--- start Task input ---
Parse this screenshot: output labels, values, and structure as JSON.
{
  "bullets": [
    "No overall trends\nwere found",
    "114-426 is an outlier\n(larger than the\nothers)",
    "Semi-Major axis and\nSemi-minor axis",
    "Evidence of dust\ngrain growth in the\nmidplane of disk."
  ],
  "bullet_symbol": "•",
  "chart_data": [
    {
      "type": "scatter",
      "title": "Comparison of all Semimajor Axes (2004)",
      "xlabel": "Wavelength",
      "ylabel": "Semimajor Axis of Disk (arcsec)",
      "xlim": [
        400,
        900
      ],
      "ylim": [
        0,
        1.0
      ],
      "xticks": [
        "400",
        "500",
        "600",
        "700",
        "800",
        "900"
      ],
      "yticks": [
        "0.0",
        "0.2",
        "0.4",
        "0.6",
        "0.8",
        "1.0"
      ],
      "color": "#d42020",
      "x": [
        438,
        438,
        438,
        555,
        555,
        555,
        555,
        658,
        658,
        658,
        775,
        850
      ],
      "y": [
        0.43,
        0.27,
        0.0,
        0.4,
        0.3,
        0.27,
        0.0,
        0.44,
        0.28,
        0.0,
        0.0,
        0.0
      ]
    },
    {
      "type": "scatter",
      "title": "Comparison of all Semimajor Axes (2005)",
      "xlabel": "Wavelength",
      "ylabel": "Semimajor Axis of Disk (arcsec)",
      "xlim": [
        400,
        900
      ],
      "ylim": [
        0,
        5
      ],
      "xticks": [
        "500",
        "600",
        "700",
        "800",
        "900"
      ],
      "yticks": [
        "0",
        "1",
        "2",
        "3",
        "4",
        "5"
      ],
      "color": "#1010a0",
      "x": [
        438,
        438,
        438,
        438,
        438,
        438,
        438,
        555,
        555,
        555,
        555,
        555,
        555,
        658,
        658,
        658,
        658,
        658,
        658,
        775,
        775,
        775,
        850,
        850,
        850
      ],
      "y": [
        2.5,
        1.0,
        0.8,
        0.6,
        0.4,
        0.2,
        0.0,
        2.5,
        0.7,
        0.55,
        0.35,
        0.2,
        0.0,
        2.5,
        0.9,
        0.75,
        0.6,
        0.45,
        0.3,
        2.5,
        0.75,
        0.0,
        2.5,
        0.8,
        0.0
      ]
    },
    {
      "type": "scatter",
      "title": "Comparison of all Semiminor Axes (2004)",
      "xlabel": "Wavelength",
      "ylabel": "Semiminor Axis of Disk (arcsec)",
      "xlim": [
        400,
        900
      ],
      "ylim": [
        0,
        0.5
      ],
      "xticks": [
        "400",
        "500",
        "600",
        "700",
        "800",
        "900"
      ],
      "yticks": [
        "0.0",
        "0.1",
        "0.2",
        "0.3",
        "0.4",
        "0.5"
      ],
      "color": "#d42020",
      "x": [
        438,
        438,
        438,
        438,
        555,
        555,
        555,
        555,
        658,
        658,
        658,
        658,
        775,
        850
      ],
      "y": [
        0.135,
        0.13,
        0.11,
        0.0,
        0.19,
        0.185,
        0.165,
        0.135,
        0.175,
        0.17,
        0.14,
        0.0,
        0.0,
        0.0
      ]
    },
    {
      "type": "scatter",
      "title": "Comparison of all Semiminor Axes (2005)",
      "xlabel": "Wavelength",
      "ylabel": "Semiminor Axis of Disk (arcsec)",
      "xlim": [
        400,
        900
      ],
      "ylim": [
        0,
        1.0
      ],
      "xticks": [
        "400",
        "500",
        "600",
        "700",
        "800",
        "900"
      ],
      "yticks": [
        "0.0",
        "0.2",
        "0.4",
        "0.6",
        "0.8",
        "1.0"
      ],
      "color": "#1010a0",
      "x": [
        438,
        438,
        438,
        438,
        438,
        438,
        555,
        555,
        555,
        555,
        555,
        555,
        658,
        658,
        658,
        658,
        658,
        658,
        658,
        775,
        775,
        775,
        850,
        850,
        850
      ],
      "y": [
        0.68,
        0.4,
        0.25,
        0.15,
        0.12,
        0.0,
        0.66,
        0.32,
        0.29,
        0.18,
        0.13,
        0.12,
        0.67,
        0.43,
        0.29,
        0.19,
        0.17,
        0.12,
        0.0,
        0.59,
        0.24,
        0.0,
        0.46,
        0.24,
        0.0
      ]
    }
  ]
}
--- end Task input ---
Problem requirements: Nothing but a number is needed here: how many lines hold the string "Semiminor"?

Answer to the exercise: 4